= WHAT NEEDS TO BE DONE =
Repeat the records in full and exactly, omitting pictures.

= ENTRIES SHOWN =
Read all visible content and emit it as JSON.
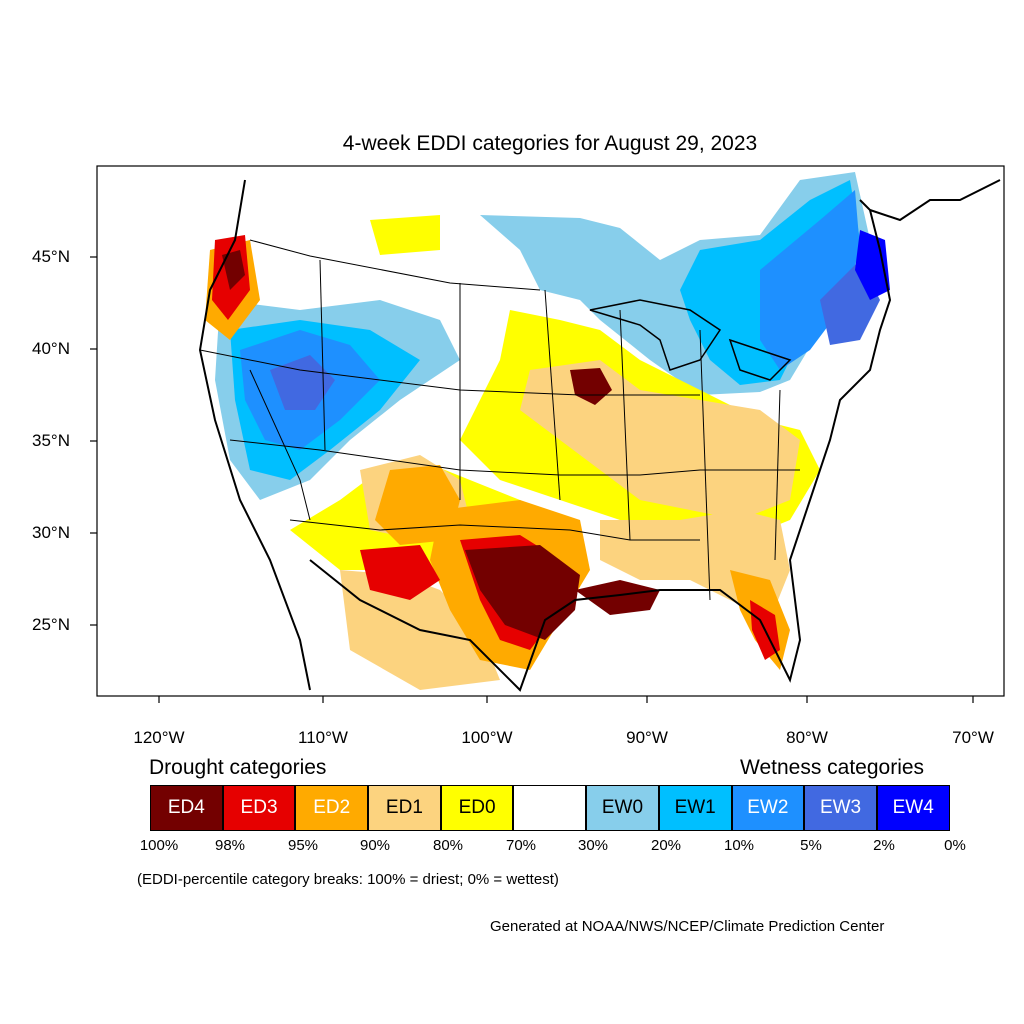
{
  "title": "4-week EDDI categories for August 29, 2023",
  "lat_labels": [
    "45°N",
    "40°N",
    "35°N",
    "30°N",
    "25°N"
  ],
  "lon_labels": [
    "120°W",
    "110°W",
    "100°W",
    "90°W",
    "80°W",
    "70°W"
  ],
  "legend": {
    "drought_heading": "Drought categories",
    "wetness_heading": "Wetness categories",
    "categories": [
      {
        "label": "ED4",
        "color": "#730000",
        "text_color": "#ffffff"
      },
      {
        "label": "ED3",
        "color": "#e60000",
        "text_color": "#ffffff"
      },
      {
        "label": "ED2",
        "color": "#ffaa00",
        "text_color": "#ffffff"
      },
      {
        "label": "ED1",
        "color": "#fcd37f",
        "text_color": "#000000"
      },
      {
        "label": "ED0",
        "color": "#ffff00",
        "text_color": "#000000"
      },
      {
        "label": "",
        "color": "#ffffff",
        "text_color": "#000000"
      },
      {
        "label": "EW0",
        "color": "#87ceeb",
        "text_color": "#000000"
      },
      {
        "label": "EW1",
        "color": "#00bfff",
        "text_color": "#000000"
      },
      {
        "label": "EW2",
        "color": "#1e90ff",
        "text_color": "#ffffff"
      },
      {
        "label": "EW3",
        "color": "#4169e1",
        "text_color": "#ffffff"
      },
      {
        "label": "EW4",
        "color": "#0000ff",
        "text_color": "#ffffff"
      }
    ],
    "percentiles": [
      "100%",
      "98%",
      "95%",
      "90%",
      "80%",
      "70%",
      "30%",
      "20%",
      "10%",
      "5%",
      "2%",
      "0%"
    ]
  },
  "breaks_note": "(EDDI-percentile category breaks: 100% = driest; 0% = wettest)",
  "generated_note": "Generated at NOAA/NWS/NCEP/Climate Prediction Center"
}
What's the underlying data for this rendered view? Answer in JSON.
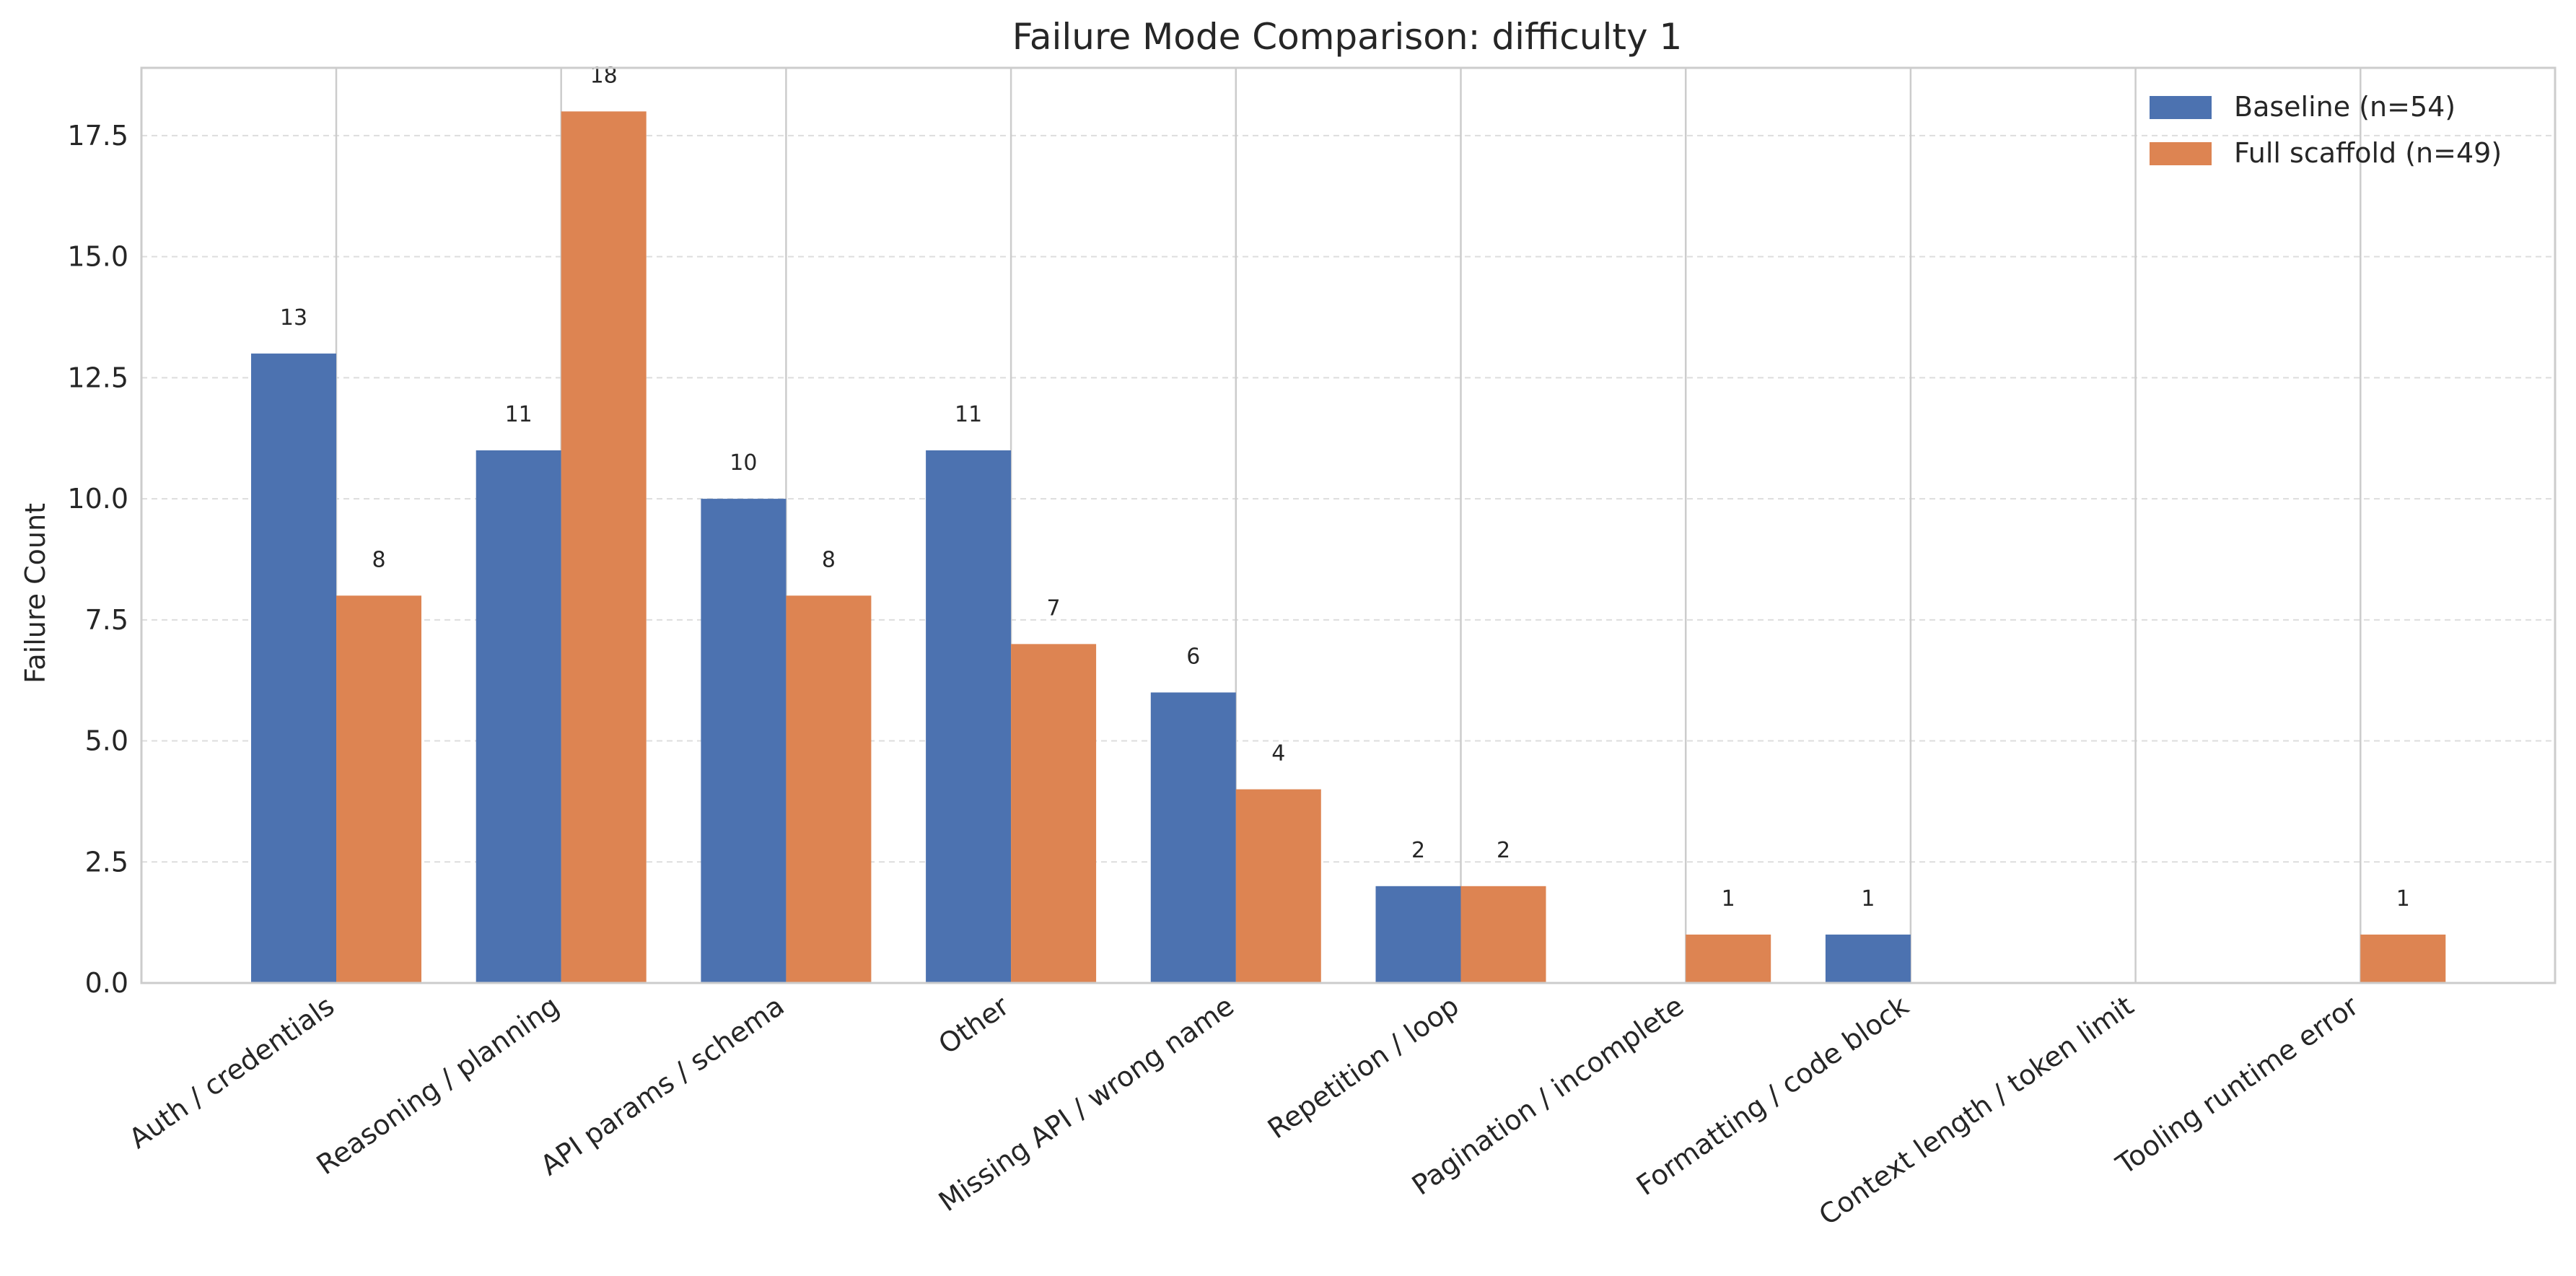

= ANSWER TO THIS PROBLEM =
Read all visible content and emit it as JSON.
{
  "title": "4-week EDDI categories for August 29, 2023",
  "lat_labels": [
    "45°N",
    "40°N",
    "35°N",
    "30°N",
    "25°N"
  ],
  "lon_labels": [
    "120°W",
    "110°W",
    "100°W",
    "90°W",
    "80°W",
    "70°W"
  ],
  "legend": {
    "drought_heading": "Drought categories",
    "wetness_heading": "Wetness categories",
    "categories": [
      {
        "label": "ED4",
        "color": "#730000",
        "text_color": "#ffffff"
      },
      {
        "label": "ED3",
        "color": "#e60000",
        "text_color": "#ffffff"
      },
      {
        "label": "ED2",
        "color": "#ffaa00",
        "text_color": "#ffffff"
      },
      {
        "label": "ED1",
        "color": "#fcd37f",
        "text_color": "#000000"
      },
      {
        "label": "ED0",
        "color": "#ffff00",
        "text_color": "#000000"
      },
      {
        "label": "",
        "color": "#ffffff",
        "text_color": "#000000"
      },
      {
        "label": "EW0",
        "color": "#87ceeb",
        "text_color": "#000000"
      },
      {
        "label": "EW1",
        "color": "#00bfff",
        "text_color": "#000000"
      },
      {
        "label": "EW2",
        "color": "#1e90ff",
        "text_color": "#ffffff"
      },
      {
        "label": "EW3",
        "color": "#4169e1",
        "text_color": "#ffffff"
      },
      {
        "label": "EW4",
        "color": "#0000ff",
        "text_color": "#ffffff"
      }
    ],
    "percentiles": [
      "100%",
      "98%",
      "95%",
      "90%",
      "80%",
      "70%",
      "30%",
      "20%",
      "10%",
      "5%",
      "2%",
      "0%"
    ]
  },
  "breaks_note": "(EDDI-percentile category breaks: 100% = driest; 0% = wettest)",
  "generated_note": "Generated at NOAA/NWS/NCEP/Climate Prediction Center"
}
What's the underlying data for this rendered view? Answer in JSON.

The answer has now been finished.